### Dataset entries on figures
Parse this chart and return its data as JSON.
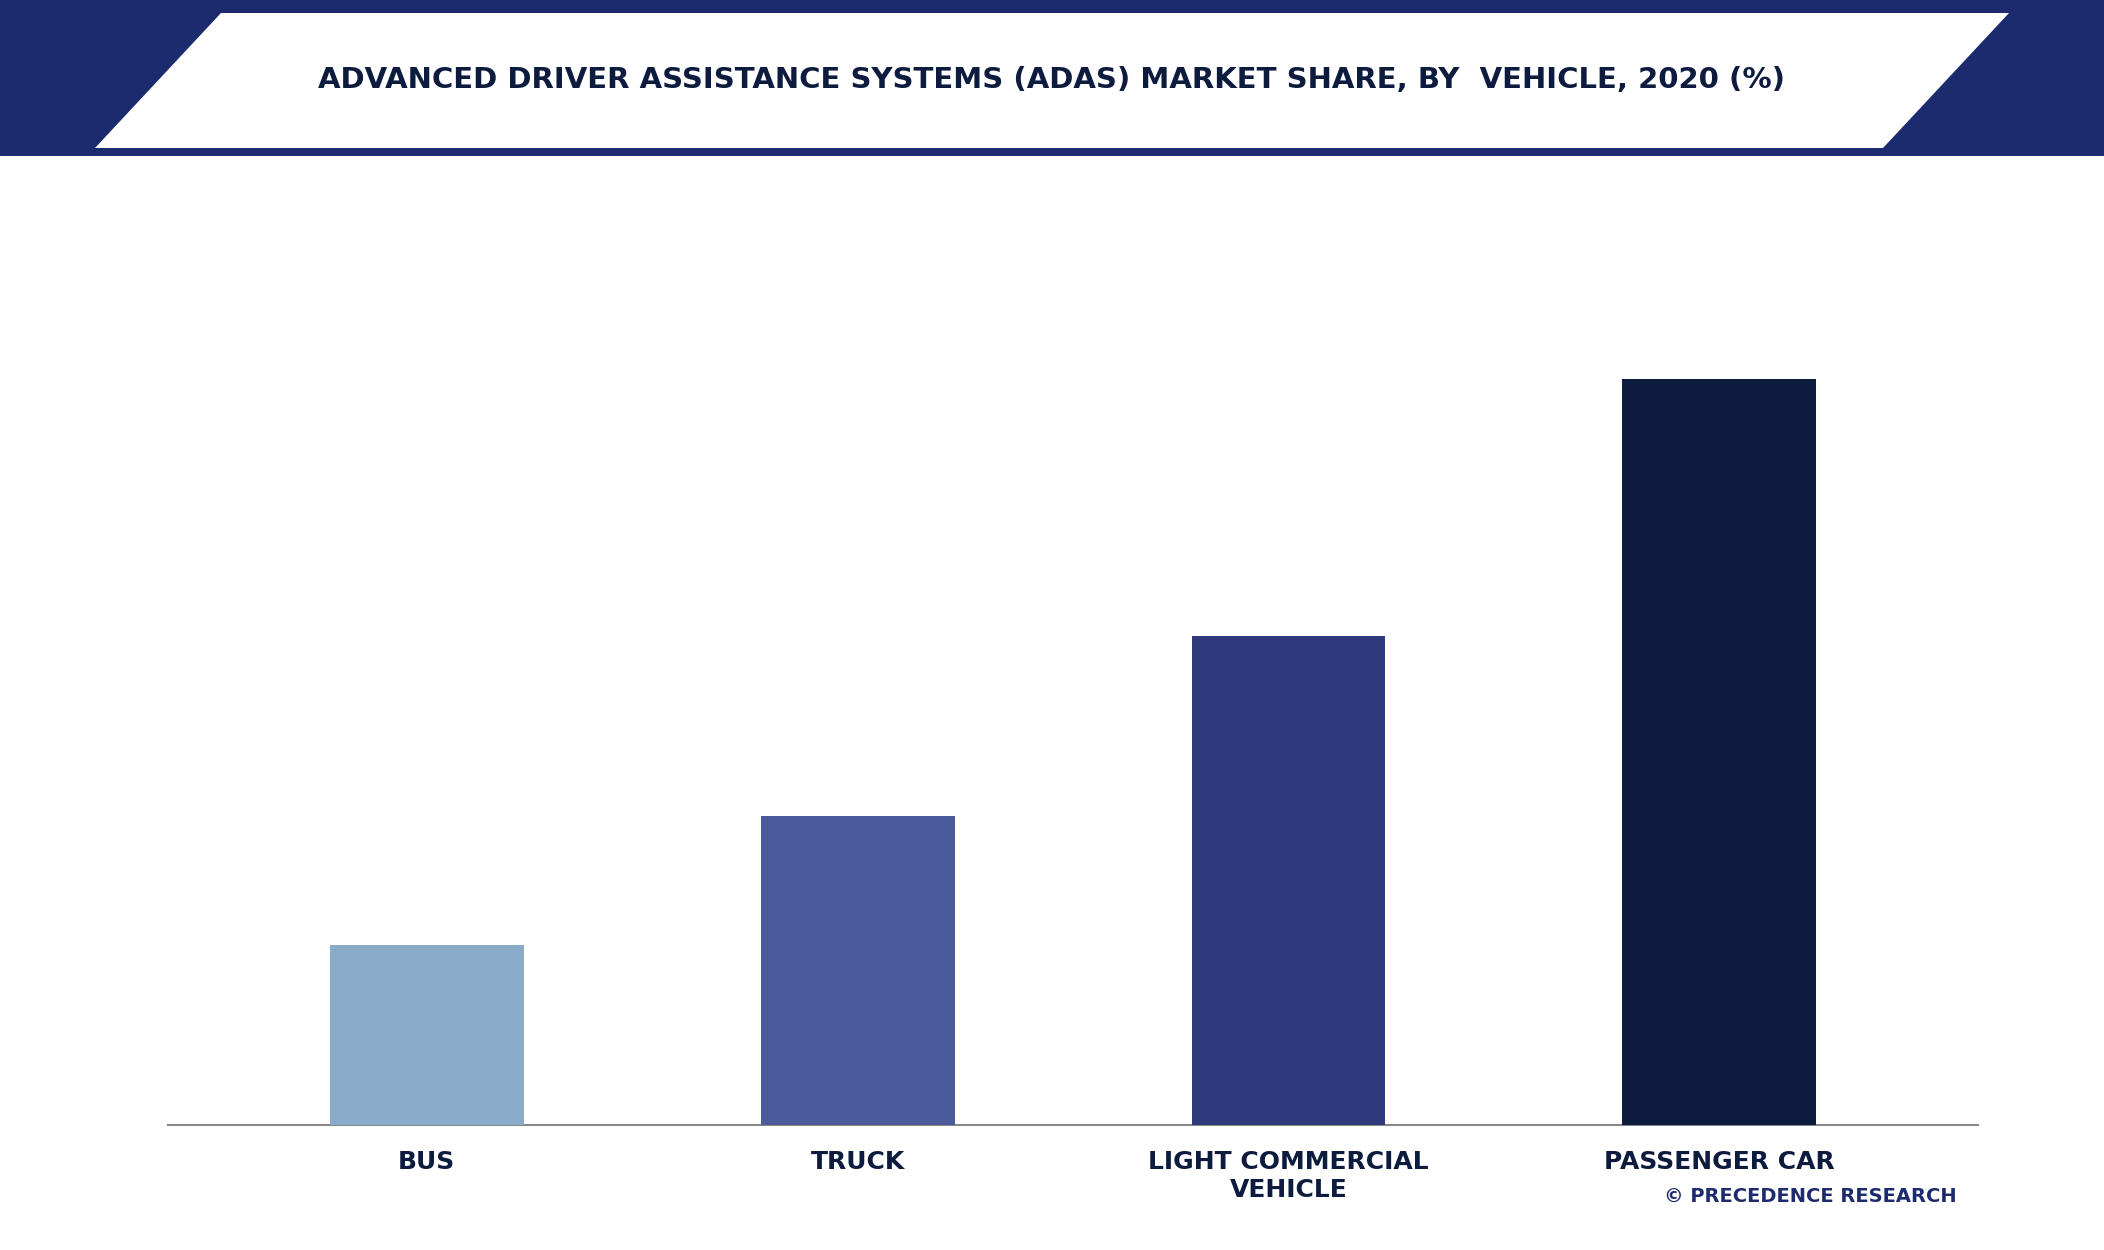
{
  "title": "ADVANCED DRIVER ASSISTANCE SYSTEMS (ADAS) MARKET SHARE, BY  VEHICLE, 2020 (%)",
  "categories": [
    "BUS",
    "TRUCK",
    "LIGHT COMMERCIAL\nVEHICLE",
    "PASSENGER CAR"
  ],
  "values": [
    14,
    24,
    38,
    58
  ],
  "bar_colors": [
    "#8AAACA",
    "#4A5A9A",
    "#2E3A7C",
    "#0D1B3E"
  ],
  "background_color": "#FFFFFF",
  "title_color": "#0D1B3E",
  "banner_color": "#1C2B6E",
  "copyright_text": "© PRECEDENCE RESEARCH",
  "copyright_color": "#1C2B6E",
  "ylim": [
    0,
    70
  ],
  "bar_width": 0.45,
  "figsize": [
    21.04,
    12.5
  ],
  "dpi": 100
}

### Instructions for the task
Set down the complete material exactly, but do not include the images.

### Expected answer
Parse this chart and return its data as JSON.
{
  "title": "ADVANCED DRIVER ASSISTANCE SYSTEMS (ADAS) MARKET SHARE, BY  VEHICLE, 2020 (%)",
  "categories": [
    "BUS",
    "TRUCK",
    "LIGHT COMMERCIAL\nVEHICLE",
    "PASSENGER CAR"
  ],
  "values": [
    14,
    24,
    38,
    58
  ],
  "bar_colors": [
    "#8AAACA",
    "#4A5A9A",
    "#2E3A7C",
    "#0D1B3E"
  ],
  "background_color": "#FFFFFF",
  "title_color": "#0D1B3E",
  "banner_color": "#1C2B6E",
  "copyright_text": "© PRECEDENCE RESEARCH",
  "copyright_color": "#1C2B6E",
  "ylim": [
    0,
    70
  ],
  "bar_width": 0.45,
  "figsize": [
    21.04,
    12.5
  ],
  "dpi": 100
}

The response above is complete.